Data listing:
* Begin *

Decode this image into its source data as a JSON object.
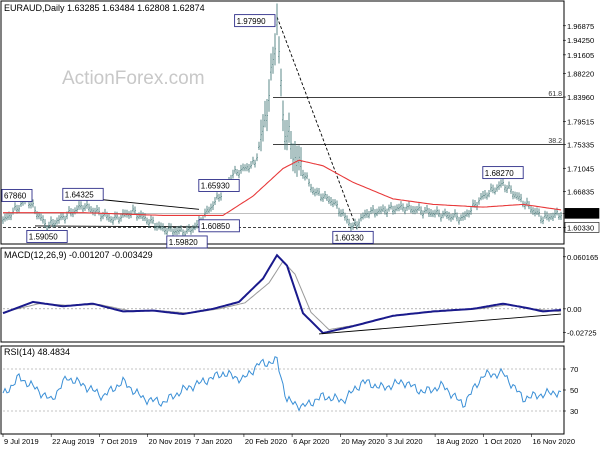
{
  "watermark": "ActionForex.com",
  "chart_data": [
    {
      "type": "line",
      "panel": "price",
      "header": "EURAUD,Daily  1.63285 1.63484 1.62808 1.62874",
      "ylim": [
        1.575,
        2.01
      ],
      "y_ticks": [
        "1.96875",
        "1.94250",
        "1.91605",
        "1.88220",
        "1.83960",
        "1.79515",
        "1.75335",
        "1.71045",
        "1.66835",
        "1.62874",
        "1.60330"
      ],
      "last_price": 1.62874,
      "price_anchors": [
        {
          "i": 0,
          "v": 1.615
        },
        {
          "i": 12,
          "v": 1.655
        },
        {
          "i": 22,
          "v": 1.605
        },
        {
          "i": 40,
          "v": 1.6432
        },
        {
          "i": 55,
          "v": 1.618
        },
        {
          "i": 65,
          "v": 1.632
        },
        {
          "i": 80,
          "v": 1.601
        },
        {
          "i": 92,
          "v": 1.595
        },
        {
          "i": 97,
          "v": 1.608
        },
        {
          "i": 108,
          "v": 1.6593
        },
        {
          "i": 115,
          "v": 1.7
        },
        {
          "i": 126,
          "v": 1.72
        },
        {
          "i": 130,
          "v": 1.78
        },
        {
          "i": 134,
          "v": 1.87
        },
        {
          "i": 137,
          "v": 1.9799
        },
        {
          "i": 140,
          "v": 1.8
        },
        {
          "i": 145,
          "v": 1.74
        },
        {
          "i": 155,
          "v": 1.67
        },
        {
          "i": 165,
          "v": 1.65
        },
        {
          "i": 175,
          "v": 1.6033
        },
        {
          "i": 182,
          "v": 1.63
        },
        {
          "i": 200,
          "v": 1.64
        },
        {
          "i": 215,
          "v": 1.63
        },
        {
          "i": 230,
          "v": 1.62
        },
        {
          "i": 240,
          "v": 1.66
        },
        {
          "i": 250,
          "v": 1.6827
        },
        {
          "i": 260,
          "v": 1.65
        },
        {
          "i": 270,
          "v": 1.62
        },
        {
          "i": 279,
          "v": 1.62874
        }
      ],
      "sma_anchors": [
        {
          "i": 0,
          "v": 1.63
        },
        {
          "i": 40,
          "v": 1.63
        },
        {
          "i": 80,
          "v": 1.625
        },
        {
          "i": 110,
          "v": 1.625
        },
        {
          "i": 125,
          "v": 1.66
        },
        {
          "i": 140,
          "v": 1.71
        },
        {
          "i": 148,
          "v": 1.725
        },
        {
          "i": 160,
          "v": 1.715
        },
        {
          "i": 175,
          "v": 1.685
        },
        {
          "i": 195,
          "v": 1.655
        },
        {
          "i": 215,
          "v": 1.645
        },
        {
          "i": 240,
          "v": 1.64
        },
        {
          "i": 260,
          "v": 1.645
        },
        {
          "i": 279,
          "v": 1.635
        }
      ],
      "annotations": [
        {
          "label": "1.97990",
          "i": 137,
          "v": 1.9799,
          "pos": "left"
        },
        {
          "label": "1.64325",
          "i": 40,
          "v": 1.6432,
          "pos": "above"
        },
        {
          "label": "1.59050",
          "i": 22,
          "v": 1.605,
          "pos": "below"
        },
        {
          "label": "1.59820",
          "i": 92,
          "v": 1.595,
          "pos": "below"
        },
        {
          "label": "1.60850",
          "i": 97,
          "v": 1.608,
          "pos": "right"
        },
        {
          "label": "1.65930",
          "i": 108,
          "v": 1.6593,
          "pos": "above"
        },
        {
          "label": "1.60330",
          "i": 175,
          "v": 1.6033,
          "pos": "below"
        },
        {
          "label": "1.68270",
          "i": 250,
          "v": 1.6827,
          "pos": "above"
        },
        {
          "label": "67860",
          "i": 4,
          "v": 1.663,
          "pos": "left"
        }
      ],
      "fib_levels": [
        {
          "name": "61.8",
          "value": 1.83889
        },
        {
          "name": "38.2",
          "value": 1.75335
        }
      ],
      "support_level": 1.6033
    },
    {
      "type": "line",
      "panel": "macd",
      "header": "MACD(12,26,9) -0.001207 -0.003429",
      "ylim": [
        -0.036,
        0.068
      ],
      "y_ticks": [
        "0.060165",
        "0.00",
        "-0.02725"
      ],
      "macd_anchors": [
        {
          "i": 0,
          "v": -0.005
        },
        {
          "i": 15,
          "v": 0.008
        },
        {
          "i": 30,
          "v": 0.003
        },
        {
          "i": 45,
          "v": 0.006
        },
        {
          "i": 60,
          "v": -0.003
        },
        {
          "i": 75,
          "v": -0.002
        },
        {
          "i": 90,
          "v": -0.006
        },
        {
          "i": 105,
          "v": 0.0
        },
        {
          "i": 118,
          "v": 0.008
        },
        {
          "i": 130,
          "v": 0.035
        },
        {
          "i": 137,
          "v": 0.062
        },
        {
          "i": 142,
          "v": 0.05
        },
        {
          "i": 150,
          "v": -0.005
        },
        {
          "i": 160,
          "v": -0.028
        },
        {
          "i": 175,
          "v": -0.02
        },
        {
          "i": 195,
          "v": -0.008
        },
        {
          "i": 215,
          "v": -0.003
        },
        {
          "i": 235,
          "v": 0.0
        },
        {
          "i": 250,
          "v": 0.006
        },
        {
          "i": 262,
          "v": 0.001
        },
        {
          "i": 270,
          "v": -0.003
        },
        {
          "i": 279,
          "v": -0.001207
        }
      ],
      "signal_anchors": [
        {
          "i": 0,
          "v": -0.004
        },
        {
          "i": 18,
          "v": 0.006
        },
        {
          "i": 33,
          "v": 0.004
        },
        {
          "i": 48,
          "v": 0.005
        },
        {
          "i": 63,
          "v": -0.002
        },
        {
          "i": 78,
          "v": -0.002
        },
        {
          "i": 93,
          "v": -0.005
        },
        {
          "i": 108,
          "v": 0.0
        },
        {
          "i": 121,
          "v": 0.007
        },
        {
          "i": 133,
          "v": 0.03
        },
        {
          "i": 140,
          "v": 0.055
        },
        {
          "i": 146,
          "v": 0.04
        },
        {
          "i": 154,
          "v": -0.004
        },
        {
          "i": 163,
          "v": -0.024
        },
        {
          "i": 178,
          "v": -0.018
        },
        {
          "i": 198,
          "v": -0.007
        },
        {
          "i": 218,
          "v": -0.003
        },
        {
          "i": 238,
          "v": 0.0
        },
        {
          "i": 253,
          "v": 0.005
        },
        {
          "i": 265,
          "v": 0.0
        },
        {
          "i": 279,
          "v": -0.003429
        }
      ]
    },
    {
      "type": "line",
      "panel": "rsi",
      "header": "RSI(14) 48.4834",
      "ylim": [
        10,
        90
      ],
      "y_ticks": [
        "70",
        "50",
        "30"
      ],
      "rsi_anchors": [
        {
          "i": 0,
          "v": 45
        },
        {
          "i": 8,
          "v": 62
        },
        {
          "i": 16,
          "v": 52
        },
        {
          "i": 24,
          "v": 40
        },
        {
          "i": 32,
          "v": 62
        },
        {
          "i": 40,
          "v": 55
        },
        {
          "i": 50,
          "v": 44
        },
        {
          "i": 60,
          "v": 58
        },
        {
          "i": 70,
          "v": 42
        },
        {
          "i": 80,
          "v": 38
        },
        {
          "i": 90,
          "v": 50
        },
        {
          "i": 100,
          "v": 58
        },
        {
          "i": 110,
          "v": 66
        },
        {
          "i": 120,
          "v": 60
        },
        {
          "i": 128,
          "v": 75
        },
        {
          "i": 133,
          "v": 76
        },
        {
          "i": 137,
          "v": 78
        },
        {
          "i": 142,
          "v": 40
        },
        {
          "i": 150,
          "v": 34
        },
        {
          "i": 160,
          "v": 44
        },
        {
          "i": 170,
          "v": 40
        },
        {
          "i": 180,
          "v": 58
        },
        {
          "i": 190,
          "v": 52
        },
        {
          "i": 200,
          "v": 58
        },
        {
          "i": 210,
          "v": 48
        },
        {
          "i": 220,
          "v": 54
        },
        {
          "i": 230,
          "v": 36
        },
        {
          "i": 240,
          "v": 64
        },
        {
          "i": 250,
          "v": 66
        },
        {
          "i": 260,
          "v": 42
        },
        {
          "i": 270,
          "v": 46
        },
        {
          "i": 279,
          "v": 48.4834
        }
      ]
    }
  ],
  "x_labels": [
    "9 Jul 2019",
    "22 Aug 2019",
    "7 Oct 2019",
    "20 Nov 2019",
    "7 Jan 2020",
    "20 Feb 2020",
    "6 Apr 2020",
    "20 May 2020",
    "3 Jul 2020",
    "18 Aug 2020",
    "1 Oct 2020",
    "16 Nov 2020"
  ],
  "x_label_index": [
    0,
    31,
    62,
    93,
    123,
    155,
    186,
    217,
    247,
    278,
    309,
    340
  ]
}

* End *

▸ **Work to complete**
Copy all lines in the listing above where the string "header" appears.

▸ **Exercise solution**
      "header": "EURAUD,Daily  1.63285 1.63484 1.62808 1.62874",
      "header": "MACD(12,26,9) -0.001207 -0.003429",
      "header": "RSI(14) 48.4834",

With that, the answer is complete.